> _WHAT THE TASK ASKS_
Return everything from the start of the records below down to and including the line that contains "Point [301, 302, 323, 317]", copied verbatim.

_ _ _ _

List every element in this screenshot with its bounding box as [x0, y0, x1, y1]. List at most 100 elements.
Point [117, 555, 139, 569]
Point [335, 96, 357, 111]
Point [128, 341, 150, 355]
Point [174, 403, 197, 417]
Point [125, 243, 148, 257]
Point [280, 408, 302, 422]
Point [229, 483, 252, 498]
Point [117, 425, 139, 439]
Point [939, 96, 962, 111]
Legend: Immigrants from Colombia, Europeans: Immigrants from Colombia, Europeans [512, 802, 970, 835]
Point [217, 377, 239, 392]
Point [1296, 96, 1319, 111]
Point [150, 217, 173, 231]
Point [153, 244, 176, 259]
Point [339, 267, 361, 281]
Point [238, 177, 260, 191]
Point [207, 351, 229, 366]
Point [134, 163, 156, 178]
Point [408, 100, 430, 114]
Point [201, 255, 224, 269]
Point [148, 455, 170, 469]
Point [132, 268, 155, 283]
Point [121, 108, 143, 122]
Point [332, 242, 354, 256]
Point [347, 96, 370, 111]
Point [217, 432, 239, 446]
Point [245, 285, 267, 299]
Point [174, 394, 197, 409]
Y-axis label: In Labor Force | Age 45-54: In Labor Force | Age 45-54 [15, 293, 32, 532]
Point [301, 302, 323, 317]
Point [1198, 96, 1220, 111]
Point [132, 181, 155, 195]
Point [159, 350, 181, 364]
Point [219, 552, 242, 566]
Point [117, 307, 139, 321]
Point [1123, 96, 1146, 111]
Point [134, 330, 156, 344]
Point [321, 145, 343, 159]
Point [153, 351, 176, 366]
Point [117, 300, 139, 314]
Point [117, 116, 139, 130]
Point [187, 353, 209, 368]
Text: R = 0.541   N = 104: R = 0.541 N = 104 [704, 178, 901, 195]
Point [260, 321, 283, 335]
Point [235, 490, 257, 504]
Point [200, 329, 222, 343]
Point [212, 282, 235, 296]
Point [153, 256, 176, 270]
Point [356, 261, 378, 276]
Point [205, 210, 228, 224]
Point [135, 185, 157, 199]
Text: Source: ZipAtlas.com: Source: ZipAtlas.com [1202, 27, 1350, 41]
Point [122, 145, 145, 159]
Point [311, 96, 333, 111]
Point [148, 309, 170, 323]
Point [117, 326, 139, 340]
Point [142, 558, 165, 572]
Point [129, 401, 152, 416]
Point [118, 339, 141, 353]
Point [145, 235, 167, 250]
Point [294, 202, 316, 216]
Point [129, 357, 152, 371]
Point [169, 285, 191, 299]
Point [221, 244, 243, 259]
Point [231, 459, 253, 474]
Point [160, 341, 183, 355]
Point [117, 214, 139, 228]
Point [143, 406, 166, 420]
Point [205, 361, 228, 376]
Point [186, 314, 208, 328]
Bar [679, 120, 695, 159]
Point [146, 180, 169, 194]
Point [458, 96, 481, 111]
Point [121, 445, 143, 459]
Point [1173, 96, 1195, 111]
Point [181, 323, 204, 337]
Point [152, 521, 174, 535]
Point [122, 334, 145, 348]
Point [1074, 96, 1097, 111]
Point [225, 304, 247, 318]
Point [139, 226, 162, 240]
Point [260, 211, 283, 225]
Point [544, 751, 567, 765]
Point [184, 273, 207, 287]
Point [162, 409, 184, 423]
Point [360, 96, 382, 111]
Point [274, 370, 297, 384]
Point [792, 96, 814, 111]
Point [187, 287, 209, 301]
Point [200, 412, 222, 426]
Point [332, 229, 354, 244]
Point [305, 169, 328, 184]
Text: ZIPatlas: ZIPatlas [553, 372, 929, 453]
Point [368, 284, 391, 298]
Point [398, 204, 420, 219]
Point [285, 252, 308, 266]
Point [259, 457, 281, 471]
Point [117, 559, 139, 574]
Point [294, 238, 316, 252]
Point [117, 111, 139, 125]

_ _ _ _

> _RESULT BELOW_
List every element in this screenshot with its bounding box as [x0, y0, x1, y1]. List at most 100 elements.
Point [117, 555, 139, 569]
Point [335, 96, 357, 111]
Point [128, 341, 150, 355]
Point [174, 403, 197, 417]
Point [125, 243, 148, 257]
Point [280, 408, 302, 422]
Point [229, 483, 252, 498]
Point [117, 425, 139, 439]
Point [939, 96, 962, 111]
Legend: Immigrants from Colombia, Europeans: Immigrants from Colombia, Europeans [512, 802, 970, 835]
Point [217, 377, 239, 392]
Point [1296, 96, 1319, 111]
Point [150, 217, 173, 231]
Point [153, 244, 176, 259]
Point [339, 267, 361, 281]
Point [238, 177, 260, 191]
Point [207, 351, 229, 366]
Point [134, 163, 156, 178]
Point [408, 100, 430, 114]
Point [201, 255, 224, 269]
Point [148, 455, 170, 469]
Point [132, 268, 155, 283]
Point [121, 108, 143, 122]
Point [332, 242, 354, 256]
Point [347, 96, 370, 111]
Point [217, 432, 239, 446]
Point [245, 285, 267, 299]
Point [174, 394, 197, 409]
Y-axis label: In Labor Force | Age 45-54: In Labor Force | Age 45-54 [15, 293, 32, 532]
Point [301, 302, 323, 317]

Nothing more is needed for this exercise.